2. The Issuer awarded the Reporting Person 1,328 time-based Restricted Stock Units ("RSUs"), each of which represents a contingent right to receive one share of the Issuer's common stock, and will vest in equal, 25% installments on each of February 20, 2020, 2021, 2022 and 2023, provided that the Reporting Person remains continuously employed by the Issuer on each such date, subject to certain pro-rated vesting provisions as provided in the award agreement for the RSUs.
3. The information in this report is based on a plan statement dated as of December 31, 2018.
4. The RSUs are subject to performance-based vesting and will vest (i) on the certification by the Compensation Committee of the Issuer's Board of Directors of the achievement of identified performance goals for fiscal years 2015 through 2018, respectively, and (ii) additional time-based vesting conditions (2015 Tranche: one-third on each of June 4, 2016, 2017 and 2018; 2016 Tranche: one-third on each of June 4, 2017, 2018 and 2019; 2017 Tranche: one-third on each of June 4, 2018, 2019 and 2020; and 2018 Tranche: one-third on June 4, 2019, and two-thirds on June 4, 2020), assuming the Reporting Person remains continuously employed by the Issuer on each such date, subject to certain pro-rated vesting provisions as provided in the award agreement for the RSUs. The performance criteria for fiscal year 2018 were met.

(PROBLEM TO WORK ON)
Replace "Compensation Committee" with "Remuneration Committee" and write out the footnotes' passage that opens with the words containing "4. The RSUs" and closes with "2018 were met.".

(SUPPLIED ENTRIES)

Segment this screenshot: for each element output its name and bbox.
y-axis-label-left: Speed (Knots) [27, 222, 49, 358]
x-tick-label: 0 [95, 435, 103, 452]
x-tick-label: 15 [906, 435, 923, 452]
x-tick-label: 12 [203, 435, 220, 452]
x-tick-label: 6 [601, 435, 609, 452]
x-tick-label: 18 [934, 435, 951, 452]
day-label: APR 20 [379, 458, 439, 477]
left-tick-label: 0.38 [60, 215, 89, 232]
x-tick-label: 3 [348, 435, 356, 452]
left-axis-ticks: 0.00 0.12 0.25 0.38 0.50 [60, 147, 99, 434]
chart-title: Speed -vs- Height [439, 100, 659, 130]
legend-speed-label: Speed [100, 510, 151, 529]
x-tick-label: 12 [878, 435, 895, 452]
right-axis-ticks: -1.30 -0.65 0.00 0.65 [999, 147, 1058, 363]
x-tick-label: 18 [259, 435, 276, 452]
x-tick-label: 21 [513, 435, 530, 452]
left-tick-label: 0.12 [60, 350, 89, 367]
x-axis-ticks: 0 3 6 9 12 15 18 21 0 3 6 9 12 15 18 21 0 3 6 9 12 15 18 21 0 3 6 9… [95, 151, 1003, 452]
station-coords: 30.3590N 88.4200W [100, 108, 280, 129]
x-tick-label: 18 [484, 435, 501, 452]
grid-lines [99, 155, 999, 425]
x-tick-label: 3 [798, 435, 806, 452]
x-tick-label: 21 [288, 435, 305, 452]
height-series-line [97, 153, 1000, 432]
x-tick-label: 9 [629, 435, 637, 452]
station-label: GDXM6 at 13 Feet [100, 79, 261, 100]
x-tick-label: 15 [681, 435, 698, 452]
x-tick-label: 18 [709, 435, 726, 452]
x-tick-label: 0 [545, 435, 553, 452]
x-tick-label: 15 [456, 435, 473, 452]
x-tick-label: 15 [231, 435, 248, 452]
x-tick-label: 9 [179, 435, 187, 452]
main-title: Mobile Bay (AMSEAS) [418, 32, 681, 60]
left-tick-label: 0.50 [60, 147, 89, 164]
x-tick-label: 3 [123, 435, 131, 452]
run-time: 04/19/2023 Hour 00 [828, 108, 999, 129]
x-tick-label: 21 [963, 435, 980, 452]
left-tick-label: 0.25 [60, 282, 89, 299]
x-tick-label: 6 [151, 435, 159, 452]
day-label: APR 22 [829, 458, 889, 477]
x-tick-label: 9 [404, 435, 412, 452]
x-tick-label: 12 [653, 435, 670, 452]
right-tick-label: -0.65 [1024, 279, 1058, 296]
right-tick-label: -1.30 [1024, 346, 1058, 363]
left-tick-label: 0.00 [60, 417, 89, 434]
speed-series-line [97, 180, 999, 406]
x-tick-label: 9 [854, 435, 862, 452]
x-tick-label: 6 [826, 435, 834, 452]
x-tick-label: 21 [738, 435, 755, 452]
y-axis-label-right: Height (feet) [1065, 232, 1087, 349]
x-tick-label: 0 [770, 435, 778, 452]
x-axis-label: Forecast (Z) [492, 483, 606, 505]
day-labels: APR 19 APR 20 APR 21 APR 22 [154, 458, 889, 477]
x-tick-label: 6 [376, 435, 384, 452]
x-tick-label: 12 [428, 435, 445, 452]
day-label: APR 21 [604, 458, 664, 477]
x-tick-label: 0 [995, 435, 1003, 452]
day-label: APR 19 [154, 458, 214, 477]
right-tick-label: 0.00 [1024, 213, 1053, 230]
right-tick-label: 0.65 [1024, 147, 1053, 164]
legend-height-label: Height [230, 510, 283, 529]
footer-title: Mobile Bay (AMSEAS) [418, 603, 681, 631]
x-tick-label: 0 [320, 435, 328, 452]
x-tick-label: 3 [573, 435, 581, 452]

(FINISHED EXERCISE)
4. The RSUs are subject to performance-based vesting and will vest (i) on the certification by the Remuneration Committee of the Issuer's Board of Directors of the achievement of identified performance goals for fiscal years 2015 through 2018, respectively, and (ii) additional time-based vesting conditions (2015 Tranche: one-third on each of June 4, 2016, 2017 and 2018; 2016 Tranche: one-third on each of June 4, 2017, 2018 and 2019; 2017 Tranche: one-third on each of June 4, 2018, 2019 and 2020; and 2018 Tranche: one-third on June 4, 2019, and two-thirds on June 4, 2020), assuming the Reporting Person remains continuously employed by the Issuer on each such date, subject to certain pro-rated vesting provisions as provided in the award agreement for the RSUs. The performance criteria for fiscal year 2018 were met.